Write out the material exactly, without any of its pictures.

┄┄┄┄┄┄┄┄┄┄

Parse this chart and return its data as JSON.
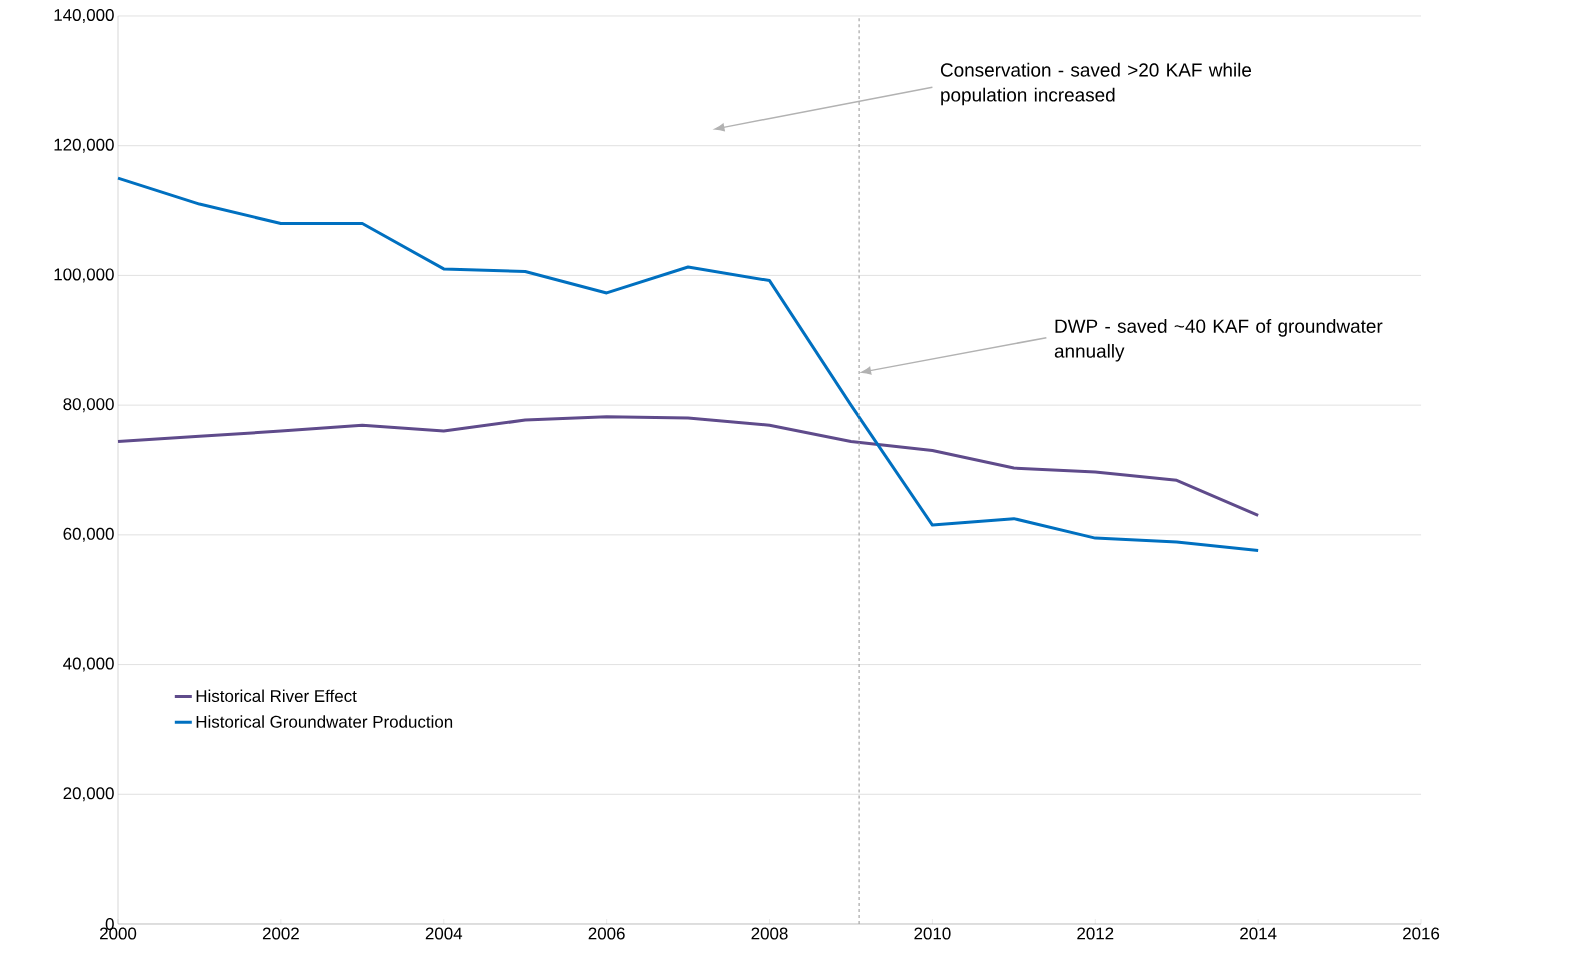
{
  "chart_data": {
    "type": "line",
    "x": [
      2000,
      2001,
      2002,
      2003,
      2004,
      2005,
      2006,
      2007,
      2008,
      2009,
      2010,
      2011,
      2012,
      2013,
      2014
    ],
    "series": [
      {
        "name": "Historical River Effect",
        "color": "#5f4b8b",
        "values": [
          74400,
          75200,
          76000,
          76900,
          76000,
          77700,
          78200,
          78000,
          76900,
          74400,
          73000,
          70300,
          69700,
          68400,
          63000
        ]
      },
      {
        "name": "Historical Groundwater Production",
        "color": "#0070c0",
        "values": [
          115000,
          111000,
          108000,
          108000,
          101000,
          100600,
          97300,
          101300,
          99200,
          80000,
          61500,
          62500,
          59500,
          58900,
          57600
        ]
      }
    ],
    "xlim": [
      2000,
      2016
    ],
    "xticks": [
      2000,
      2002,
      2004,
      2006,
      2008,
      2010,
      2012,
      2014,
      2016
    ],
    "ylim": [
      0,
      140000
    ],
    "yticks": [
      {
        "value": 0,
        "label": "0"
      },
      {
        "value": 20000,
        "label": "20,000"
      },
      {
        "value": 40000,
        "label": "40,000"
      },
      {
        "value": 60000,
        "label": "60,000"
      },
      {
        "value": 80000,
        "label": "80,000"
      },
      {
        "value": 100000,
        "label": "100,000"
      },
      {
        "value": 120000,
        "label": "120,000"
      },
      {
        "value": 140000,
        "label": "140,000"
      }
    ],
    "grid": "y",
    "legend": "bottom left",
    "marker": "none",
    "line_style": "solid",
    "ref_lines": [
      {
        "axis": "x",
        "value": 2009.1,
        "color": "#a6a6a6",
        "line_style": "dashed"
      }
    ],
    "annotations": [
      "Conservation - saved >20 KAF while population increased",
      "DWP - saved ~40 KAF of groundwater annually"
    ]
  }
}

┄┄┄┄┄┄┄┄┄┄

• _Final result_
Parse this chart and return its data as JSON.
{
  "chart_data": {
    "type": "line",
    "x": [
      2000,
      2001,
      2002,
      2003,
      2004,
      2005,
      2006,
      2007,
      2008,
      2009,
      2010,
      2011,
      2012,
      2013,
      2014
    ],
    "series": [
      {
        "name": "Historical River Effect",
        "color": "#5f4b8b",
        "values": [
          74400,
          75200,
          76000,
          76900,
          76000,
          77700,
          78200,
          78000,
          76900,
          74400,
          73000,
          70300,
          69700,
          68400,
          63000
        ]
      },
      {
        "name": "Historical Groundwater Production",
        "color": "#0070c0",
        "values": [
          115000,
          111000,
          108000,
          108000,
          101000,
          100600,
          97300,
          101300,
          99200,
          80000,
          61500,
          62500,
          59500,
          58900,
          57600
        ]
      }
    ],
    "xlim": [
      2000,
      2016
    ],
    "xticks": [
      2000,
      2002,
      2004,
      2006,
      2008,
      2010,
      2012,
      2014,
      2016
    ],
    "ylim": [
      0,
      140000
    ],
    "yticks": [
      {
        "value": 0,
        "label": "0"
      },
      {
        "value": 20000,
        "label": "20,000"
      },
      {
        "value": 40000,
        "label": "40,000"
      },
      {
        "value": 60000,
        "label": "60,000"
      },
      {
        "value": 80000,
        "label": "80,000"
      },
      {
        "value": 100000,
        "label": "100,000"
      },
      {
        "value": 120000,
        "label": "120,000"
      },
      {
        "value": 140000,
        "label": "140,000"
      }
    ],
    "grid": "y",
    "legend": "bottom left",
    "marker": "none",
    "line_style": "solid",
    "ref_lines": [
      {
        "axis": "x",
        "value": 2009.1,
        "color": "#a6a6a6",
        "line_style": "dashed"
      }
    ],
    "annotations": [
      "Conservation - saved >20 KAF while population increased",
      "DWP - saved ~40 KAF of groundwater annually"
    ]
  }
}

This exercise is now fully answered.